=== DATA FOR THIS EXERCISE ===
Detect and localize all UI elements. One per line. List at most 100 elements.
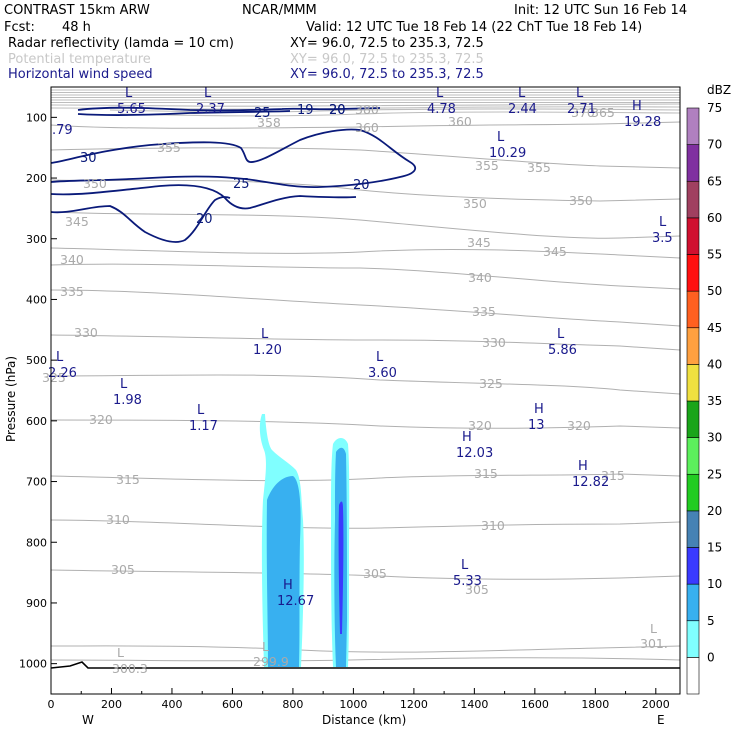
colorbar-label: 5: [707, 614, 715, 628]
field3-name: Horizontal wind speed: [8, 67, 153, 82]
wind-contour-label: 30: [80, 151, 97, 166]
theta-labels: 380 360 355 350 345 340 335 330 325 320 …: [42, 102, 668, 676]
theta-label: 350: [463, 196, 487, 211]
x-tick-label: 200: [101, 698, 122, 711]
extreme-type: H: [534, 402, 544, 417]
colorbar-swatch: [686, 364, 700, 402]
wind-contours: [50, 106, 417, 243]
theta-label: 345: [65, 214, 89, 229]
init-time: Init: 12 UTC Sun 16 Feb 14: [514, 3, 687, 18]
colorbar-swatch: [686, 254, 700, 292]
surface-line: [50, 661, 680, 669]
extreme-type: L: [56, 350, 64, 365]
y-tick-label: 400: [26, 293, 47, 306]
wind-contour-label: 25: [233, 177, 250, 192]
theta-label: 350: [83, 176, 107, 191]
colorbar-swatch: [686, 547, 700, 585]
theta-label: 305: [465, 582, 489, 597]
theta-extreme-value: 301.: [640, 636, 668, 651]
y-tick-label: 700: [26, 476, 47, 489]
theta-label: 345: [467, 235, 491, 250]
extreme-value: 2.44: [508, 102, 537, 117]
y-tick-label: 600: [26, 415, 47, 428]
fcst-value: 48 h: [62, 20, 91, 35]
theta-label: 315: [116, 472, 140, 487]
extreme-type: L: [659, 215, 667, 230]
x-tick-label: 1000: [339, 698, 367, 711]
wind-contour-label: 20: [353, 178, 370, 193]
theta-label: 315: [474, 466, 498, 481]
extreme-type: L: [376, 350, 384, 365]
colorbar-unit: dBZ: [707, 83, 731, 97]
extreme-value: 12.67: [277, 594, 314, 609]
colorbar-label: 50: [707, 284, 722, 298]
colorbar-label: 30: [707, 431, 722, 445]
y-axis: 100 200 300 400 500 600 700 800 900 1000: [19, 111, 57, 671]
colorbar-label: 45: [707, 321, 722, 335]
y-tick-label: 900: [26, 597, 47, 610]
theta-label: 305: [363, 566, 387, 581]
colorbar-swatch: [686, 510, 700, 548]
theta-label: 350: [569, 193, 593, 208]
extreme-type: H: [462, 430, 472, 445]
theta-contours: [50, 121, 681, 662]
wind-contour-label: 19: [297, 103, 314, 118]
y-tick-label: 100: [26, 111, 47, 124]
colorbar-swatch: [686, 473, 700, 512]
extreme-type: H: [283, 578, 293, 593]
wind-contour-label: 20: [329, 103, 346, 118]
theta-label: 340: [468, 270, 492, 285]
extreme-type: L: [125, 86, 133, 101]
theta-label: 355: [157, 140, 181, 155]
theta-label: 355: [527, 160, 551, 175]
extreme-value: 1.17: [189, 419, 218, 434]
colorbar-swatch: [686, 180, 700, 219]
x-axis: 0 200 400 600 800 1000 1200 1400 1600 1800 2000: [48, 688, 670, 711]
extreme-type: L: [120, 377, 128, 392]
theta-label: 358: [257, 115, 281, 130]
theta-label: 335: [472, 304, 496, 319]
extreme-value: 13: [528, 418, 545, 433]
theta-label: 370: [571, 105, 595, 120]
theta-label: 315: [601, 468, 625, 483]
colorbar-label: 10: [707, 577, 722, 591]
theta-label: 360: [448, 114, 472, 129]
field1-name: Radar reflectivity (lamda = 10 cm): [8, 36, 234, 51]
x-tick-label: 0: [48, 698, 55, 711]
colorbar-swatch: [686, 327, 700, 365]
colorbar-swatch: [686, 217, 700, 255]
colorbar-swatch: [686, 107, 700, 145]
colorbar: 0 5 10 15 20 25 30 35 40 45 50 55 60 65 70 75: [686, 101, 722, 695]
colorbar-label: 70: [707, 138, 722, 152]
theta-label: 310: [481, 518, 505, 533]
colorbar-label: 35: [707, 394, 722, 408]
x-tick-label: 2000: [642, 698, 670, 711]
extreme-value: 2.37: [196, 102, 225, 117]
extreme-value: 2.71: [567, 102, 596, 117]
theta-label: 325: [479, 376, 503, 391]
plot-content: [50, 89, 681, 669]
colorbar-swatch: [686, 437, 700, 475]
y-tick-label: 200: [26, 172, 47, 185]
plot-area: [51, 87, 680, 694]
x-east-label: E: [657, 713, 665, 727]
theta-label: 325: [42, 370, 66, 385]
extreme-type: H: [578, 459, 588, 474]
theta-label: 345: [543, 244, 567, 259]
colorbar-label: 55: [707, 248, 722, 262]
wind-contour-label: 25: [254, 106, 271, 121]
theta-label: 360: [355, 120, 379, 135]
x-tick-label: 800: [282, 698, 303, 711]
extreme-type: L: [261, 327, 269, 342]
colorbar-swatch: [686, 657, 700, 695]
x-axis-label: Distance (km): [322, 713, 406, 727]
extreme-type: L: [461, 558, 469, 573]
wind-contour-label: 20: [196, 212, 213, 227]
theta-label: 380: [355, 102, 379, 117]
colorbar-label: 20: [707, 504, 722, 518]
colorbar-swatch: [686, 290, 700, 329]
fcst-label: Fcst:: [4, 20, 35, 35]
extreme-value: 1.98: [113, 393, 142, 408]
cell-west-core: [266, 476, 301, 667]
===
=== DATA FOR THIS EXERCISE ===
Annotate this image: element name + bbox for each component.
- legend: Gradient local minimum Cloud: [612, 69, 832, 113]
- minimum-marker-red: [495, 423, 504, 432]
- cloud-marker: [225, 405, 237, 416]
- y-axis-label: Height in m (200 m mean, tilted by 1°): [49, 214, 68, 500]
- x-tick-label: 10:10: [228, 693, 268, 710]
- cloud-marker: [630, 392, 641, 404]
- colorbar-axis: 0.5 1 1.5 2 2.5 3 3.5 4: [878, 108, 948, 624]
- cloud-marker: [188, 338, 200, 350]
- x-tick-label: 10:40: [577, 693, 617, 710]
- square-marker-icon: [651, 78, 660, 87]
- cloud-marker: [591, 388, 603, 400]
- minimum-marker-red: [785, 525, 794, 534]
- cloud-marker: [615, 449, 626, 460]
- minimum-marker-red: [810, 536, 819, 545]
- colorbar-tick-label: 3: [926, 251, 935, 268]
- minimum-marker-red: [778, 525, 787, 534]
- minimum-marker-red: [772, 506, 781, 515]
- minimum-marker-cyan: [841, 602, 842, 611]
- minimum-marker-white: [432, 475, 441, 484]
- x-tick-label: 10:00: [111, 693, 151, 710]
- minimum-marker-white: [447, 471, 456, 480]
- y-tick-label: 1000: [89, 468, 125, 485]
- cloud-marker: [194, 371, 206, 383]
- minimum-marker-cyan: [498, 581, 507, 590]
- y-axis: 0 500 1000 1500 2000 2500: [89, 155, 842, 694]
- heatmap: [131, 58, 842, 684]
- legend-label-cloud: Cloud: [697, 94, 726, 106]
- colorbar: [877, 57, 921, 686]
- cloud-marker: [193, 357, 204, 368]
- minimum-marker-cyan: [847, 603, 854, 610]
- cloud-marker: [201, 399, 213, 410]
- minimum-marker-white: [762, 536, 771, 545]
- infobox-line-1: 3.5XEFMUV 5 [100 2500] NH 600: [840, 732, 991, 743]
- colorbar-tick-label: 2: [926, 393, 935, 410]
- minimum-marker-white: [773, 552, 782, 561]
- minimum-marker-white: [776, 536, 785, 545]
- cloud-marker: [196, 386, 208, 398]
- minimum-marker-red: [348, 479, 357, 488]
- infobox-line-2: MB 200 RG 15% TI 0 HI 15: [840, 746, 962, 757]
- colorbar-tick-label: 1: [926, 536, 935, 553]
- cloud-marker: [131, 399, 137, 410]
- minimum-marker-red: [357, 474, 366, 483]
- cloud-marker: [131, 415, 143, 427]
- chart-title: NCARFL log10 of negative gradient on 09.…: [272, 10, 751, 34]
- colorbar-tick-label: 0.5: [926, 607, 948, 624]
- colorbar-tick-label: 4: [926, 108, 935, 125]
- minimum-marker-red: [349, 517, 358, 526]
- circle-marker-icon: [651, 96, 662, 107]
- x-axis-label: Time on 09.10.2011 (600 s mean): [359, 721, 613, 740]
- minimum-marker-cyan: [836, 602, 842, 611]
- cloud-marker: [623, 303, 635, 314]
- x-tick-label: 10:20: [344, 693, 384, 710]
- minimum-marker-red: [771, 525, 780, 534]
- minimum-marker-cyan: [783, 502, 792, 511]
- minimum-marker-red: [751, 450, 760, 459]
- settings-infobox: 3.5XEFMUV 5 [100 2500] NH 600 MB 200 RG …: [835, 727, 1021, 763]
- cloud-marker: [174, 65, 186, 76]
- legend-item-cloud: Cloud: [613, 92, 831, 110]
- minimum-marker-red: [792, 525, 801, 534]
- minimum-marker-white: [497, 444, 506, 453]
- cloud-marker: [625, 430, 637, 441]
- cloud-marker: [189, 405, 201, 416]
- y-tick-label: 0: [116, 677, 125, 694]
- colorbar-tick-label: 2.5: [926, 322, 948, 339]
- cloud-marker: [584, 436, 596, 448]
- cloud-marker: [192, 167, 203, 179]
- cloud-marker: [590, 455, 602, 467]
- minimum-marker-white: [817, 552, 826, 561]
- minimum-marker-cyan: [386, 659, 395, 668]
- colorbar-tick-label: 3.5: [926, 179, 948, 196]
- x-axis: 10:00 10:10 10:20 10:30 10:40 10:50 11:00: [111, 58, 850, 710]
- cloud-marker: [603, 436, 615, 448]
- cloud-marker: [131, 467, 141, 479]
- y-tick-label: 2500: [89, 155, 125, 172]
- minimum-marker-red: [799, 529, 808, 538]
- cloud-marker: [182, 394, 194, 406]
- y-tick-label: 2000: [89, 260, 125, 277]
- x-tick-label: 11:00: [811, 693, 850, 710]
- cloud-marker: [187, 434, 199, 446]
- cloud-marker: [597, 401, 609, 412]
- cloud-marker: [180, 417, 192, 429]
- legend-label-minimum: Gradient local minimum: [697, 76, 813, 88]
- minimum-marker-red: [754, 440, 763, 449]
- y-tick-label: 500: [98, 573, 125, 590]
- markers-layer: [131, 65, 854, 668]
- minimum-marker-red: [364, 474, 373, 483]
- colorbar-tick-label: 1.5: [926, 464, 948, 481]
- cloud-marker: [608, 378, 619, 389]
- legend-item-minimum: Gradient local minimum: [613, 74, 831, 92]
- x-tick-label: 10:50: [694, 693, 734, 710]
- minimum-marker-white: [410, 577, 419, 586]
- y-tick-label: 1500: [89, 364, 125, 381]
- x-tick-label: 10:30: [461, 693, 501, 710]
===
## DIRECTION:
Print the lines of the listing from the one containing "colorbar-label: 5: [707, 614, 715, 628]" through the one containing "colorbar-swatch: [686, 473, 700, 512]", unchanged.

## SOLVED EXERCISE:
colorbar-label: 5: [707, 614, 715, 628]
field3-name: Horizontal wind speed: [8, 67, 153, 82]
wind-contour-label: 30: [80, 151, 97, 166]
theta-labels: 380 360 355 350 345 340 335 330 325 320 …: [42, 102, 668, 676]
theta-label: 350: [463, 196, 487, 211]
x-tick-label: 200: [101, 698, 122, 711]
extreme-type: H: [534, 402, 544, 417]
colorbar-swatch: [686, 364, 700, 402]
wind-contours: [50, 106, 417, 243]
theta-label: 345: [65, 214, 89, 229]
init-time: Init: 12 UTC Sun 16 Feb 14: [514, 3, 687, 18]
colorbar-swatch: [686, 254, 700, 292]
surface-line: [50, 661, 680, 669]
extreme-type: L: [56, 350, 64, 365]
y-tick-label: 400: [26, 293, 47, 306]
wind-contour-label: 25: [233, 177, 250, 192]
theta-label: 350: [83, 176, 107, 191]
colorbar-swatch: [686, 547, 700, 585]
theta-label: 305: [465, 582, 489, 597]
theta-extreme-value: 301.: [640, 636, 668, 651]
y-tick-label: 700: [26, 476, 47, 489]
theta-label: 345: [467, 235, 491, 250]
extreme-value: 2.44: [508, 102, 537, 117]
y-tick-label: 600: [26, 415, 47, 428]
fcst-value: 48 h: [62, 20, 91, 35]
theta-label: 315: [116, 472, 140, 487]
extreme-type: L: [659, 215, 667, 230]
x-tick-label: 1000: [339, 698, 367, 711]
wind-contour-label: 20: [353, 178, 370, 193]
theta-label: 315: [474, 466, 498, 481]
extreme-type: L: [376, 350, 384, 365]
colorbar-unit: dBZ: [707, 83, 731, 97]
extreme-value: 12.67: [277, 594, 314, 609]
colorbar-label: 50: [707, 284, 722, 298]
colorbar-label: 30: [707, 431, 722, 445]
y-axis: 100 200 300 400 500 600 700 800 900 1000: [19, 111, 57, 671]
colorbar-label: 45: [707, 321, 722, 335]
y-tick-label: 900: [26, 597, 47, 610]
theta-label: 305: [363, 566, 387, 581]
colorbar-swatch: [686, 510, 700, 548]
theta-label: 350: [569, 193, 593, 208]
extreme-type: H: [462, 430, 472, 445]
theta-contours: [50, 121, 681, 662]
wind-contour-label: 19: [297, 103, 314, 118]
y-tick-label: 100: [26, 111, 47, 124]
colorbar-swatch: [686, 473, 700, 512]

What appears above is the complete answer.